**TASK INPUT:**
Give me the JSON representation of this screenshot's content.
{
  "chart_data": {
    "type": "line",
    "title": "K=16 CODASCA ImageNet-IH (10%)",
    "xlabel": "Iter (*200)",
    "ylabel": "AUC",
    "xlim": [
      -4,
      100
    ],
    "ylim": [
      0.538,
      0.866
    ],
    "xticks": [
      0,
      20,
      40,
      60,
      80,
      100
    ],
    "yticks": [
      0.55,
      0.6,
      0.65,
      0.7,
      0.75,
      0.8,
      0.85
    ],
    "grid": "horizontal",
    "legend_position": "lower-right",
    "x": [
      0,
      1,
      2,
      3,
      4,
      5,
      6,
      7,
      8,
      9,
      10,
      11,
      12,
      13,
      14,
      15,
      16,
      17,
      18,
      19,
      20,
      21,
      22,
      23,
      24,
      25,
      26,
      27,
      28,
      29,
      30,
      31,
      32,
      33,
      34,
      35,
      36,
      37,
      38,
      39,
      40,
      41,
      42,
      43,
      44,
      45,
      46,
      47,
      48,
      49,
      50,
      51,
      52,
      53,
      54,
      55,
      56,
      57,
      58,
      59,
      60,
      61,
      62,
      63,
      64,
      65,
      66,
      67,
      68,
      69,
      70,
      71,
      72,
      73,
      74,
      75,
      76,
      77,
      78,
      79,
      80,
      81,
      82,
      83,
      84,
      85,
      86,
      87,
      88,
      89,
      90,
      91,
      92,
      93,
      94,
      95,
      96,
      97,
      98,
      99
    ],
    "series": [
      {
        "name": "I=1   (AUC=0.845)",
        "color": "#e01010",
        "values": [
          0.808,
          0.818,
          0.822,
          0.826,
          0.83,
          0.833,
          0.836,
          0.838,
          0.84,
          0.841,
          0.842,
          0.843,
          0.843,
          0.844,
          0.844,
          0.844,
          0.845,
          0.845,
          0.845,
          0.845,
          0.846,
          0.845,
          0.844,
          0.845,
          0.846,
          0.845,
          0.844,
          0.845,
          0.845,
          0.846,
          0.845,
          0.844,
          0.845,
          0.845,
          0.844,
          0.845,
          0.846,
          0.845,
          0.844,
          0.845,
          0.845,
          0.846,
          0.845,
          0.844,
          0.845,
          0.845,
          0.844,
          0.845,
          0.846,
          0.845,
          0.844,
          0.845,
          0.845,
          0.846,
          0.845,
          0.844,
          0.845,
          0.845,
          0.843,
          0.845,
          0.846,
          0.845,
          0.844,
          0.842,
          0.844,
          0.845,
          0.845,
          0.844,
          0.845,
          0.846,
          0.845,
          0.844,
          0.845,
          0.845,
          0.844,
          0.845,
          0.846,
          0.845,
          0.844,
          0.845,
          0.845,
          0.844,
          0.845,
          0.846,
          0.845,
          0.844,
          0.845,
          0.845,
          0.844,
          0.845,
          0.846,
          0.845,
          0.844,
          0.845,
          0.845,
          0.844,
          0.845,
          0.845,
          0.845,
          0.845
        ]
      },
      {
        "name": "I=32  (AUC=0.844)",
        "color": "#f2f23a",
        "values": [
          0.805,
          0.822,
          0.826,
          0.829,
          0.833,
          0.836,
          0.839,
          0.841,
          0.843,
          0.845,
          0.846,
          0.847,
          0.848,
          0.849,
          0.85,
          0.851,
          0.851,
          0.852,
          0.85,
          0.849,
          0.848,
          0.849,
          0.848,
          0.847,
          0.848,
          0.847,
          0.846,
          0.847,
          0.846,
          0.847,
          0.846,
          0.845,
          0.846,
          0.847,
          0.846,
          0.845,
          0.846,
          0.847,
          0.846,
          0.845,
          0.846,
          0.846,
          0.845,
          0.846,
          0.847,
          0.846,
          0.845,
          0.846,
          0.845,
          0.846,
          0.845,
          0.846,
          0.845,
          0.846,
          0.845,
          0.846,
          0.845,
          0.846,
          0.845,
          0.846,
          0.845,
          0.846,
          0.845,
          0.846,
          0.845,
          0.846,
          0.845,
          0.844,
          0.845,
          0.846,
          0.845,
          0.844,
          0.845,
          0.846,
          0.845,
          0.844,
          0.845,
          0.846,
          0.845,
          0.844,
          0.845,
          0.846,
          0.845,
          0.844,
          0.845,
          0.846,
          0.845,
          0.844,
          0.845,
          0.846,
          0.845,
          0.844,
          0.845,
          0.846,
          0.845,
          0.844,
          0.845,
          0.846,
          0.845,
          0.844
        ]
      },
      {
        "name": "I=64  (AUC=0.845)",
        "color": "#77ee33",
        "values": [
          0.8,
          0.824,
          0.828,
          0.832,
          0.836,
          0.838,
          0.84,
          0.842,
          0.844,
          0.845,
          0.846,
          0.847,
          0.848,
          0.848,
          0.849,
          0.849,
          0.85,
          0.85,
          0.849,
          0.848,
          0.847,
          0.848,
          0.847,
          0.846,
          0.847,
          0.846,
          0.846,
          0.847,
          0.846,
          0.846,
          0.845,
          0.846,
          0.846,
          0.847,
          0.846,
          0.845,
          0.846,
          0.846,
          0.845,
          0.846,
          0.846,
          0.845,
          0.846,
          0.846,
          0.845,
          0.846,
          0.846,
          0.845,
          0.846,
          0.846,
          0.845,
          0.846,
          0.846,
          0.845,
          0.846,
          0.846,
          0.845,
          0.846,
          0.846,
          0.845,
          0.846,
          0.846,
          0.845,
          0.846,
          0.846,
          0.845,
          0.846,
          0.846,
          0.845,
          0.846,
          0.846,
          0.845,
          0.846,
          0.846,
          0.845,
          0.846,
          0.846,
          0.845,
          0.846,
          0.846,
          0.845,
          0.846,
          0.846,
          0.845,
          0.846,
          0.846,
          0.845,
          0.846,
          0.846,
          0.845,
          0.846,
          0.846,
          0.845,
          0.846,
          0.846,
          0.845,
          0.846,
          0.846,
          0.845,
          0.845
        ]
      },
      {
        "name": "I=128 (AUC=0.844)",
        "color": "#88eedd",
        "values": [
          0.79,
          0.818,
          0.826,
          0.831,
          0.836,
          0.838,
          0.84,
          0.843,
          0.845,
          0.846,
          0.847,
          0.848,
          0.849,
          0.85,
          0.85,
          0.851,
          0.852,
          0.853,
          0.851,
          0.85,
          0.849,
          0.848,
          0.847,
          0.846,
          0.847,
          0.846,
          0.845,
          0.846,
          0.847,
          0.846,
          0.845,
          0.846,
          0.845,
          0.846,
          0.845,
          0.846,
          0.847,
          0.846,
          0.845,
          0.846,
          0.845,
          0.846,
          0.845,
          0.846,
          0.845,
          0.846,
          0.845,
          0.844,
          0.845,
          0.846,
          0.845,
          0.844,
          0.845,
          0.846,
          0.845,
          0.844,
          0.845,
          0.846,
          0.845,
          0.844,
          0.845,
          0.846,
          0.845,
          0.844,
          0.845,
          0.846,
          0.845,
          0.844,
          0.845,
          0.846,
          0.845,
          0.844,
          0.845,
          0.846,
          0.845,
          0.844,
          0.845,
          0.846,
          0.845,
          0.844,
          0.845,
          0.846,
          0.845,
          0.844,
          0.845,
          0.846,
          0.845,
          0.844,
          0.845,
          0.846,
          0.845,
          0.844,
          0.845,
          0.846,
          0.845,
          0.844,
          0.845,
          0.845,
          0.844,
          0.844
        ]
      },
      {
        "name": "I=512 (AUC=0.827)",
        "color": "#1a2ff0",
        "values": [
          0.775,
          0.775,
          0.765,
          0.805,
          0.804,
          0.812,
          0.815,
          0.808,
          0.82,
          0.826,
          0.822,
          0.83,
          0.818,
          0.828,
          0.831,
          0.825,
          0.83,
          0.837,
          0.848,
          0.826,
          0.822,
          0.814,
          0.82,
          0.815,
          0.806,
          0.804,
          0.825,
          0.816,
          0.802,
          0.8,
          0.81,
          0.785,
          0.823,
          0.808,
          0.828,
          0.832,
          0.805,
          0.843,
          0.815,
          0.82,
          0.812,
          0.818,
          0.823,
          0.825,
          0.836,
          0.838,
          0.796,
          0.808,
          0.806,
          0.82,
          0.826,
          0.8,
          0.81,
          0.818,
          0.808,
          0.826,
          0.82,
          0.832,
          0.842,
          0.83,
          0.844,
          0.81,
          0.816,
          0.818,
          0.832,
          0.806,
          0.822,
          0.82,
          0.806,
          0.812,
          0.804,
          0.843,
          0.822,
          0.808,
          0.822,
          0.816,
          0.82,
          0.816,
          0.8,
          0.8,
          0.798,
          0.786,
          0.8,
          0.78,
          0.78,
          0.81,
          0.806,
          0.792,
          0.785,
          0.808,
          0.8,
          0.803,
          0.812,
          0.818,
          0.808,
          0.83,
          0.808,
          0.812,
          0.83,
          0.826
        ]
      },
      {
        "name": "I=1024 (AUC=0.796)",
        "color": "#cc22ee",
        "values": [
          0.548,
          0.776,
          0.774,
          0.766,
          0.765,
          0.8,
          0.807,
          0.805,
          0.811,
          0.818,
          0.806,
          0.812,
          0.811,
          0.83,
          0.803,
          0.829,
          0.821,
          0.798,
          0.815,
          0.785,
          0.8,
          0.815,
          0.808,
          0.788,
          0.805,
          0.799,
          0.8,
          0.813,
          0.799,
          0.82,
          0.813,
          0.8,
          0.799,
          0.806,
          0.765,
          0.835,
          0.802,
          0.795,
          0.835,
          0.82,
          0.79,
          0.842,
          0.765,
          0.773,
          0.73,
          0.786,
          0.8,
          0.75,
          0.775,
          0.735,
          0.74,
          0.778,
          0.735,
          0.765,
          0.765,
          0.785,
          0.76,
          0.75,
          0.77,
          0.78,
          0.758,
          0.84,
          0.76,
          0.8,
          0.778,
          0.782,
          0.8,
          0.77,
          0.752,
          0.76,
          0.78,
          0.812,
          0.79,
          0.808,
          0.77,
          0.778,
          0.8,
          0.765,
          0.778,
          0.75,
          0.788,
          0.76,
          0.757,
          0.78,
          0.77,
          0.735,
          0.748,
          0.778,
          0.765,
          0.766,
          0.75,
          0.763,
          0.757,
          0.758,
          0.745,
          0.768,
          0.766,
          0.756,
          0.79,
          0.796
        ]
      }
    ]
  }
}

**TO DO:** Go through the records and copy each line with "color" in it.

**EXERCISE ANSWER:**
        "color": "#e01010",
        "color": "#f2f23a",
        "color": "#77ee33",
        "color": "#88eedd",
        "color": "#1a2ff0",
        "color": "#cc22ee",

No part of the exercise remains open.